WORK INSTRUCTIONS =
Spot each line in the records below where the word "未来的交通工具小学作文" occurs, then copy it.

** Start RECORD LIST **

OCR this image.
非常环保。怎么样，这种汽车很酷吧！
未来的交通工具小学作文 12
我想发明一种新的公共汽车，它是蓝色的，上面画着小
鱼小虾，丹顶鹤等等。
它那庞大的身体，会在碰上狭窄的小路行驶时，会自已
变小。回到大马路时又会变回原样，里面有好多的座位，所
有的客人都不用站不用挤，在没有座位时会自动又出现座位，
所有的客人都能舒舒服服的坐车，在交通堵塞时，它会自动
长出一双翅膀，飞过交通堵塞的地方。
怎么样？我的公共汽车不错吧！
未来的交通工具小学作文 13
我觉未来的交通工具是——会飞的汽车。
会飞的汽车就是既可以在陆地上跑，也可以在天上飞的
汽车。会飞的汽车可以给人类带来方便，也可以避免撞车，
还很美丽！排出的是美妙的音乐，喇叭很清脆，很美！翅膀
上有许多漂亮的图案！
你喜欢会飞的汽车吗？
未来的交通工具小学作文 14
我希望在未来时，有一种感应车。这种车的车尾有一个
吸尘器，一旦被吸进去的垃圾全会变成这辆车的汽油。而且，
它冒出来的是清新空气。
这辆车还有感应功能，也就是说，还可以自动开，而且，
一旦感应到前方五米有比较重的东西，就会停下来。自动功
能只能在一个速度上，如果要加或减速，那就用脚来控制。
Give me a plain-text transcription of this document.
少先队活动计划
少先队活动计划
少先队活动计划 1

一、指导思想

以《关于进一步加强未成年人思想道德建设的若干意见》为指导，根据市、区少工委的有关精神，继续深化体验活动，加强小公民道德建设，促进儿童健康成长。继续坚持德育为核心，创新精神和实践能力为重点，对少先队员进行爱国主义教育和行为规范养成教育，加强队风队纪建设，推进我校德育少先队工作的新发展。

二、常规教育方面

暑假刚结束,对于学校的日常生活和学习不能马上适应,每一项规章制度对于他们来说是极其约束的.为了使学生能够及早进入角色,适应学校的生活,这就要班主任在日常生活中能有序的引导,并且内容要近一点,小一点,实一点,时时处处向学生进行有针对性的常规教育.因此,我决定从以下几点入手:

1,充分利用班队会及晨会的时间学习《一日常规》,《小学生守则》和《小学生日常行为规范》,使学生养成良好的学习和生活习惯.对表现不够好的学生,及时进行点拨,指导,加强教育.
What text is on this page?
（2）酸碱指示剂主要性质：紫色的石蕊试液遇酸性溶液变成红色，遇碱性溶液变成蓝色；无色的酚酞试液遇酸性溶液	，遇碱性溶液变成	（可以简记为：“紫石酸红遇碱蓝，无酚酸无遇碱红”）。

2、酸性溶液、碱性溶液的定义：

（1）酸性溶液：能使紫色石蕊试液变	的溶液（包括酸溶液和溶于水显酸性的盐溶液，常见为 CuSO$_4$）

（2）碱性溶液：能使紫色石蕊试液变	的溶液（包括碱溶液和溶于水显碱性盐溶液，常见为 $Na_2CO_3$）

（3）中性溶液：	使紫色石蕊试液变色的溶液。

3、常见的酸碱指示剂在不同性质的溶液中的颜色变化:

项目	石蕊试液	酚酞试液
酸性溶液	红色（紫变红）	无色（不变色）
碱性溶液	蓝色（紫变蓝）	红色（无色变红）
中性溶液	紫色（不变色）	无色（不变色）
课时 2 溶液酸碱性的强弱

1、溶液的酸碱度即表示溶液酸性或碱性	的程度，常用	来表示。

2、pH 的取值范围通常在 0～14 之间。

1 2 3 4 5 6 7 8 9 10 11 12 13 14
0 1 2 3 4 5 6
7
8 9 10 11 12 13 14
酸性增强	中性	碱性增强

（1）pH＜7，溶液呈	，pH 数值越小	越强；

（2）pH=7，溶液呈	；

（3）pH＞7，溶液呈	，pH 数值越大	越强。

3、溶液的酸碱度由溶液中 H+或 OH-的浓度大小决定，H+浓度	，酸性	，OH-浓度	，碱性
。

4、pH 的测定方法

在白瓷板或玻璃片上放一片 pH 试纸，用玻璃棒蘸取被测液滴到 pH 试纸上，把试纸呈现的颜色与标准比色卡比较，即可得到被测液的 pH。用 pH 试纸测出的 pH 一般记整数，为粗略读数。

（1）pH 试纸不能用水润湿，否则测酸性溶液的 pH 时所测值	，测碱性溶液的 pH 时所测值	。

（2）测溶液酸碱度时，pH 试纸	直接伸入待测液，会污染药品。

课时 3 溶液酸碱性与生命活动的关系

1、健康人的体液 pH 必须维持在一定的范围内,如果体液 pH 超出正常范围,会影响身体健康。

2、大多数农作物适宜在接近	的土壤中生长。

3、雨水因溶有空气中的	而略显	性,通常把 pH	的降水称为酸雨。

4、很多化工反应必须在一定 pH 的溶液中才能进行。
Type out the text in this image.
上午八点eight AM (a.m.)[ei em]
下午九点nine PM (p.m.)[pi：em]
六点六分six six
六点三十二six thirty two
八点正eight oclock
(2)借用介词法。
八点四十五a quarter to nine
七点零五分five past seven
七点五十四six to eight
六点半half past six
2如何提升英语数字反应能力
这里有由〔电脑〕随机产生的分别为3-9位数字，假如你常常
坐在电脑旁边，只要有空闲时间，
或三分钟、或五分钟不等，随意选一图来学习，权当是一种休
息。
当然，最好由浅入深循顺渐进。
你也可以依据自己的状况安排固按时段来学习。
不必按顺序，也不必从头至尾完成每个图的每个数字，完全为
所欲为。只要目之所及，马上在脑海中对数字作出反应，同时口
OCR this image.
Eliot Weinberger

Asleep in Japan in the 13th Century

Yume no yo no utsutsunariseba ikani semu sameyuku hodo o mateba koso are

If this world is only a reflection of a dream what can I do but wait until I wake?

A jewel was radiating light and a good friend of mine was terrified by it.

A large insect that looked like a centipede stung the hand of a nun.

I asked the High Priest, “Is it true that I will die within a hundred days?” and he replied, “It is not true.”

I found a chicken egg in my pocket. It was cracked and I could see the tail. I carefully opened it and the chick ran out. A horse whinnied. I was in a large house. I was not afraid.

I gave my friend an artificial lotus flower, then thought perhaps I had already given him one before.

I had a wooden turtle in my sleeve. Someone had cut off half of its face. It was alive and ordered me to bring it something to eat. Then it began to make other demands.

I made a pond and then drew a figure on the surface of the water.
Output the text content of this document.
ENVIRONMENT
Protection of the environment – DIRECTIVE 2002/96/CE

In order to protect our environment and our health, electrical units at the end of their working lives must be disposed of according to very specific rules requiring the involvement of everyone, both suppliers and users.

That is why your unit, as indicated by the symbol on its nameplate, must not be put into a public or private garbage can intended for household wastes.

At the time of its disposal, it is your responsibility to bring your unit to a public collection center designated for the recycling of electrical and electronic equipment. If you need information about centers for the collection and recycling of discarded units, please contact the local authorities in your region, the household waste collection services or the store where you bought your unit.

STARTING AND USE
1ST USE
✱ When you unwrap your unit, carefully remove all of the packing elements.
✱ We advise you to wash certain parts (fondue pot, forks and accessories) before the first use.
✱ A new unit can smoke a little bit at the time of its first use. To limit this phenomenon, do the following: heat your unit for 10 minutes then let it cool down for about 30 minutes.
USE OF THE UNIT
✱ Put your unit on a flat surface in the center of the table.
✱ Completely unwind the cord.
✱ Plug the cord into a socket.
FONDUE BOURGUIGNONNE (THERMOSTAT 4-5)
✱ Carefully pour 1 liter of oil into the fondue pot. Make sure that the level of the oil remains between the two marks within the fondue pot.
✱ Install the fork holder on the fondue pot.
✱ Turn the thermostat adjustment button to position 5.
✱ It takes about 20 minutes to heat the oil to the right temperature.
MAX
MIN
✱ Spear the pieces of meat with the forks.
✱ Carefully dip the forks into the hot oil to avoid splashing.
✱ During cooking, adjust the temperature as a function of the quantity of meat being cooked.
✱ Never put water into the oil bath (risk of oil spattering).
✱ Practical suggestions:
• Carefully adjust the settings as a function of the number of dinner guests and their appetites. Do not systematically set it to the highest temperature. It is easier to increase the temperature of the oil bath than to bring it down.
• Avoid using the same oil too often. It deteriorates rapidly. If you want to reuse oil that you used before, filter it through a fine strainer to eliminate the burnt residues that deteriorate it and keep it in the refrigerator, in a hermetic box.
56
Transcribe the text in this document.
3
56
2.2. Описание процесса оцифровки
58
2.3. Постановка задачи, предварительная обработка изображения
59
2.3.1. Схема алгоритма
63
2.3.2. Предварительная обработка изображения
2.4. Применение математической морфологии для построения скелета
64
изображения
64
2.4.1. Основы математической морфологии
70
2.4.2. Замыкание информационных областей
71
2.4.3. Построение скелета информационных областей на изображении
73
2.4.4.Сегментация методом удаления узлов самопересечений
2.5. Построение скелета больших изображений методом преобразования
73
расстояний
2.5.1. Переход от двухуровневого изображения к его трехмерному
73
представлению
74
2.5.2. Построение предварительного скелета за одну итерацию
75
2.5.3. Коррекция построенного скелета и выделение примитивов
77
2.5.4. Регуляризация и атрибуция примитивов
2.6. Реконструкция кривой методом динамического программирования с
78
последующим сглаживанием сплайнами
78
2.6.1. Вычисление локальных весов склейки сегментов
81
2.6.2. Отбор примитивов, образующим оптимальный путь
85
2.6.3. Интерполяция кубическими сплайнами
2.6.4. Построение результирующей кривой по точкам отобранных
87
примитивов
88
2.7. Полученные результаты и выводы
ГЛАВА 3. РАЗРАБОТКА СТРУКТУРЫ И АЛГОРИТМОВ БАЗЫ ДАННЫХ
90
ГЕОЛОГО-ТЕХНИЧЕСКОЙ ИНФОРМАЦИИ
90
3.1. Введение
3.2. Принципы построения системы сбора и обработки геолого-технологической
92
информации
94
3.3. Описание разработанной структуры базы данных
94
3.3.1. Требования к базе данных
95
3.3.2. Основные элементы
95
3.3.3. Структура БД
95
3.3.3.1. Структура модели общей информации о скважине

** End RECORD LIST **

FINISHED TASK =
未来的交通工具小学作文 12
未来的交通工具小学作文 13
未来的交通工具小学作文 14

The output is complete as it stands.